*** ENTRIES SHOWN ***

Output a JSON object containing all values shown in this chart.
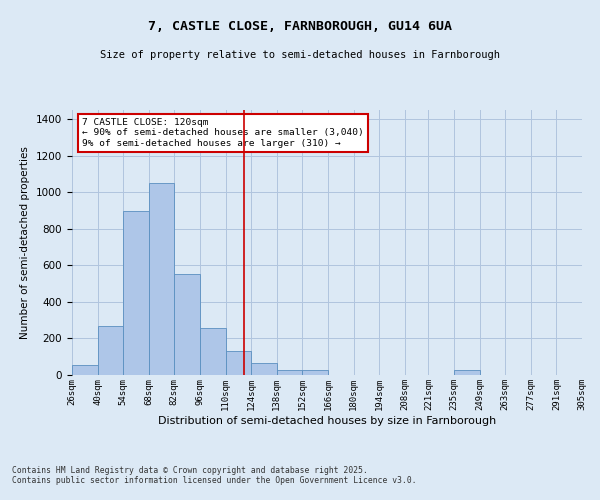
{
  "title": "7, CASTLE CLOSE, FARNBOROUGH, GU14 6UA",
  "subtitle": "Size of property relative to semi-detached houses in Farnborough",
  "xlabel": "Distribution of semi-detached houses by size in Farnborough",
  "ylabel": "Number of semi-detached properties",
  "footer_line1": "Contains HM Land Registry data © Crown copyright and database right 2025.",
  "footer_line2": "Contains public sector information licensed under the Open Government Licence v3.0.",
  "annotation_title": "7 CASTLE CLOSE: 120sqm",
  "annotation_line2": "← 90% of semi-detached houses are smaller (3,040)",
  "annotation_line3": "9% of semi-detached houses are larger (310) →",
  "property_size": 120,
  "bar_color": "#aec6e8",
  "bar_edge_color": "#5a8fc0",
  "vline_color": "#cc0000",
  "annotation_box_color": "#cc0000",
  "background_color": "#dce9f5",
  "bin_left_edges": [
    26,
    40,
    54,
    68,
    82,
    96,
    110,
    124,
    138,
    152,
    166,
    180,
    194,
    208,
    221,
    235,
    249,
    263,
    277,
    291
  ],
  "bin_heights": [
    55,
    270,
    900,
    1050,
    550,
    255,
    130,
    65,
    30,
    25,
    0,
    0,
    0,
    0,
    0,
    25,
    0,
    0,
    0,
    0
  ],
  "bin_width": 14,
  "xlim_left": 26,
  "xlim_right": 305,
  "ylim": [
    0,
    1450
  ],
  "yticks": [
    0,
    200,
    400,
    600,
    800,
    1000,
    1200,
    1400
  ],
  "grid_color": "#b0c4de",
  "tick_labels": [
    "26sqm",
    "40sqm",
    "54sqm",
    "68sqm",
    "82sqm",
    "96sqm",
    "110sqm",
    "124sqm",
    "138sqm",
    "152sqm",
    "166sqm",
    "180sqm",
    "194sqm",
    "208sqm",
    "221sqm",
    "235sqm",
    "249sqm",
    "263sqm",
    "277sqm",
    "291sqm",
    "305sqm"
  ]
}
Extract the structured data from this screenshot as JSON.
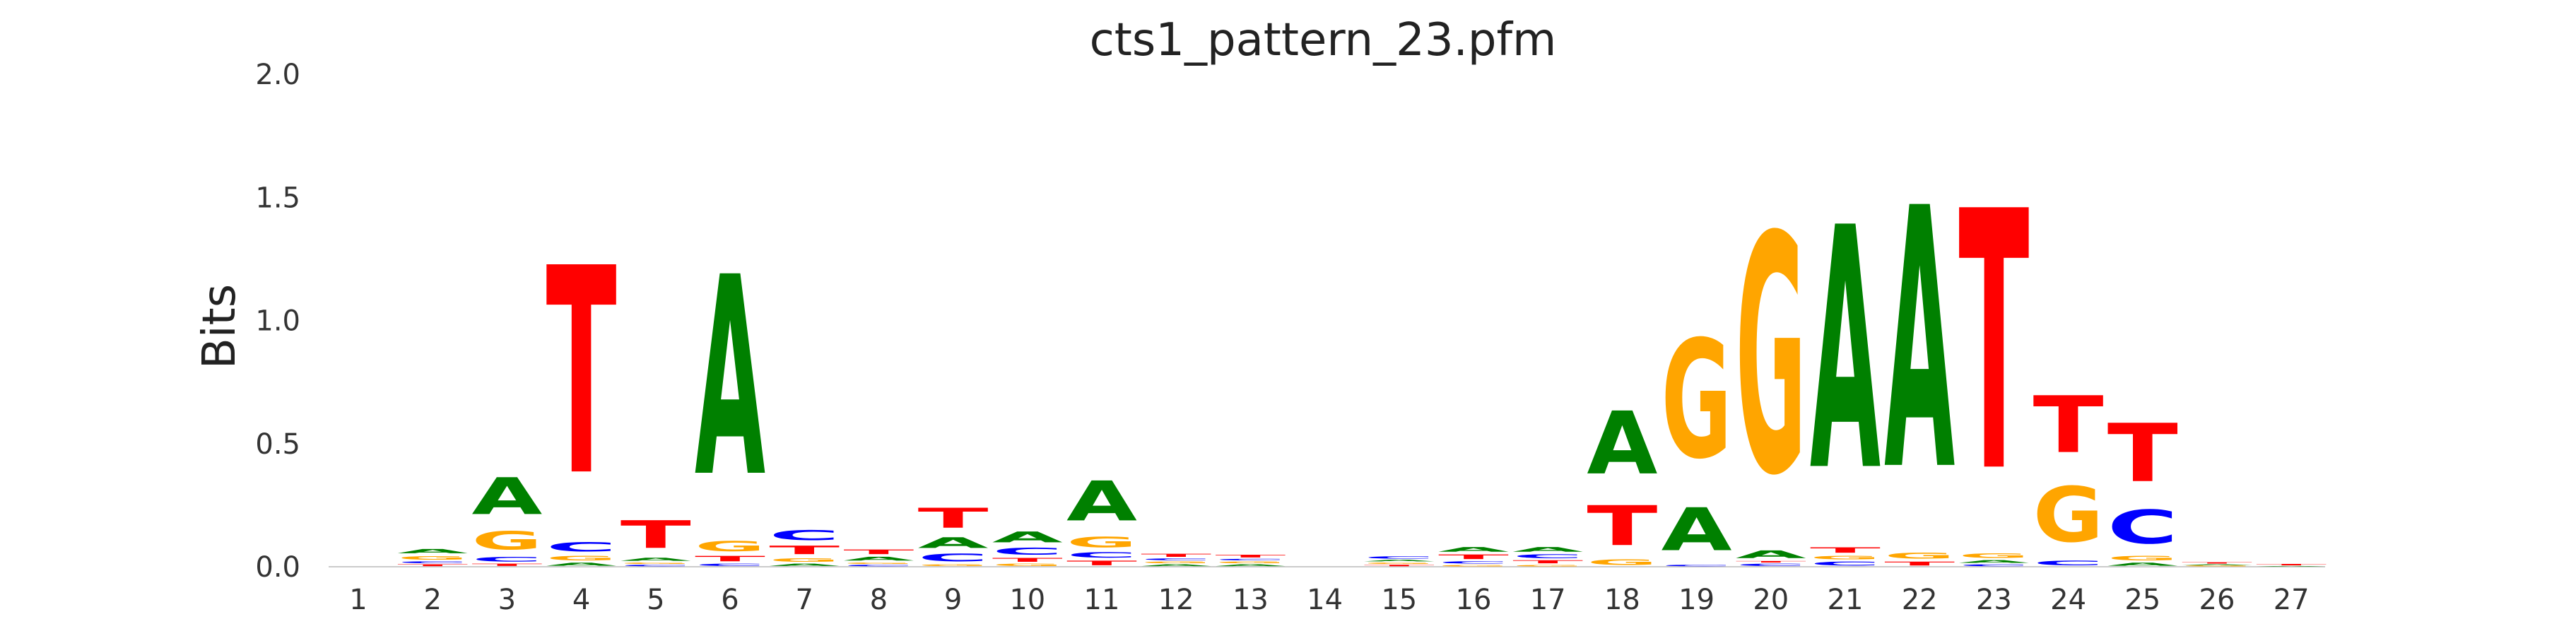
{
  "chart_data": {
    "type": "sequence-logo",
    "title": "cts1_pattern_23.pfm",
    "ylabel": "Bits",
    "xlabel": "",
    "ylim": [
      0,
      2.0
    ],
    "yticks": [
      "0.0",
      "0.5",
      "1.0",
      "1.5",
      "2.0"
    ],
    "categories": [
      "1",
      "2",
      "3",
      "4",
      "5",
      "6",
      "7",
      "8",
      "9",
      "10",
      "11",
      "12",
      "13",
      "14",
      "15",
      "16",
      "17",
      "18",
      "19",
      "20",
      "21",
      "22",
      "23",
      "24",
      "25",
      "26",
      "27"
    ],
    "letter_colors": {
      "A": "#008000",
      "C": "#0000ff",
      "G": "#ffa500",
      "T": "#ff0000"
    },
    "positions": [
      {
        "pos": 1,
        "stack": []
      },
      {
        "pos": 2,
        "stack": [
          [
            "T",
            0.012
          ],
          [
            "C",
            0.012
          ],
          [
            "G",
            0.025
          ],
          [
            "A",
            0.028
          ]
        ]
      },
      {
        "pos": 3,
        "stack": [
          [
            "T",
            0.015
          ],
          [
            "C",
            0.03
          ],
          [
            "G",
            0.12
          ],
          [
            "A",
            0.24
          ]
        ]
      },
      {
        "pos": 4,
        "stack": [
          [
            "A",
            0.02
          ],
          [
            "G",
            0.03
          ],
          [
            "C",
            0.06
          ],
          [
            "T",
            1.35
          ]
        ]
      },
      {
        "pos": 5,
        "stack": [
          [
            "C",
            0.01
          ],
          [
            "G",
            0.01
          ],
          [
            "A",
            0.02
          ],
          [
            "T",
            0.18
          ]
        ]
      },
      {
        "pos": 6,
        "stack": [
          [
            "C",
            0.015
          ],
          [
            "T",
            0.035
          ],
          [
            "G",
            0.065
          ],
          [
            "A",
            1.3
          ]
        ]
      },
      {
        "pos": 7,
        "stack": [
          [
            "A",
            0.015
          ],
          [
            "G",
            0.025
          ],
          [
            "T",
            0.055
          ],
          [
            "C",
            0.065
          ]
        ]
      },
      {
        "pos": 8,
        "stack": [
          [
            "C",
            0.01
          ],
          [
            "G",
            0.01
          ],
          [
            "A",
            0.025
          ],
          [
            "T",
            0.03
          ]
        ]
      },
      {
        "pos": 9,
        "stack": [
          [
            "G",
            0.012
          ],
          [
            "C",
            0.05
          ],
          [
            "A",
            0.07
          ],
          [
            "T",
            0.13
          ]
        ]
      },
      {
        "pos": 10,
        "stack": [
          [
            "G",
            0.015
          ],
          [
            "T",
            0.025
          ],
          [
            "C",
            0.045
          ],
          [
            "A",
            0.07
          ]
        ]
      },
      {
        "pos": 11,
        "stack": [
          [
            "T",
            0.03
          ],
          [
            "C",
            0.035
          ],
          [
            "G",
            0.07
          ],
          [
            "A",
            0.26
          ]
        ]
      },
      {
        "pos": 12,
        "stack": [
          [
            "A",
            0.012
          ],
          [
            "G",
            0.012
          ],
          [
            "C",
            0.012
          ],
          [
            "T",
            0.02
          ]
        ]
      },
      {
        "pos": 13,
        "stack": [
          [
            "A",
            0.012
          ],
          [
            "G",
            0.012
          ],
          [
            "C",
            0.01
          ],
          [
            "T",
            0.018
          ]
        ]
      },
      {
        "pos": 14,
        "stack": []
      },
      {
        "pos": 15,
        "stack": [
          [
            "T",
            0.01
          ],
          [
            "G",
            0.01
          ],
          [
            "A",
            0.01
          ],
          [
            "C",
            0.015
          ]
        ]
      },
      {
        "pos": 16,
        "stack": [
          [
            "G",
            0.01
          ],
          [
            "C",
            0.015
          ],
          [
            "T",
            0.03
          ],
          [
            "A",
            0.03
          ]
        ]
      },
      {
        "pos": 17,
        "stack": [
          [
            "G",
            0.01
          ],
          [
            "T",
            0.02
          ],
          [
            "C",
            0.025
          ],
          [
            "A",
            0.03
          ]
        ]
      },
      {
        "pos": 18,
        "stack": [
          [
            "G",
            0.035
          ],
          [
            "T",
            0.26
          ],
          [
            "A",
            0.41
          ]
        ]
      },
      {
        "pos": 19,
        "stack": [
          [
            "C",
            0.01
          ],
          [
            "A",
            0.28
          ],
          [
            "G",
            0.77
          ]
        ]
      },
      {
        "pos": 20,
        "stack": [
          [
            "C",
            0.015
          ],
          [
            "T",
            0.01
          ],
          [
            "A",
            0.05
          ],
          [
            "G",
            1.55
          ]
        ]
      },
      {
        "pos": 21,
        "stack": [
          [
            "C",
            0.025
          ],
          [
            "G",
            0.025
          ],
          [
            "T",
            0.035
          ],
          [
            "A",
            1.58
          ]
        ]
      },
      {
        "pos": 22,
        "stack": [
          [
            "T",
            0.025
          ],
          [
            "G",
            0.04
          ],
          [
            "A",
            1.7
          ]
        ]
      },
      {
        "pos": 23,
        "stack": [
          [
            "C",
            0.012
          ],
          [
            "A",
            0.018
          ],
          [
            "G",
            0.03
          ],
          [
            "T",
            1.69
          ]
        ]
      },
      {
        "pos": 24,
        "stack": [
          [
            "C",
            0.03
          ],
          [
            "G",
            0.36
          ],
          [
            "T",
            0.37
          ]
        ]
      },
      {
        "pos": 25,
        "stack": [
          [
            "A",
            0.02
          ],
          [
            "G",
            0.03
          ],
          [
            "C",
            0.22
          ],
          [
            "T",
            0.38
          ]
        ]
      },
      {
        "pos": 26,
        "stack": [
          [
            "G",
            0.005
          ],
          [
            "A",
            0.006
          ],
          [
            "T",
            0.009
          ]
        ]
      },
      {
        "pos": 27,
        "stack": [
          [
            "A",
            0.004
          ],
          [
            "T",
            0.009
          ]
        ]
      }
    ]
  }
}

***

Using the records above, gather all lines where the string "Contains" is present.

  "footer_line1": "Contains HM Land Registry data © Crown copyright and database right 2025.",
  "footer_line2": "Contains public sector information licensed under the Open Government Licence v3.0.",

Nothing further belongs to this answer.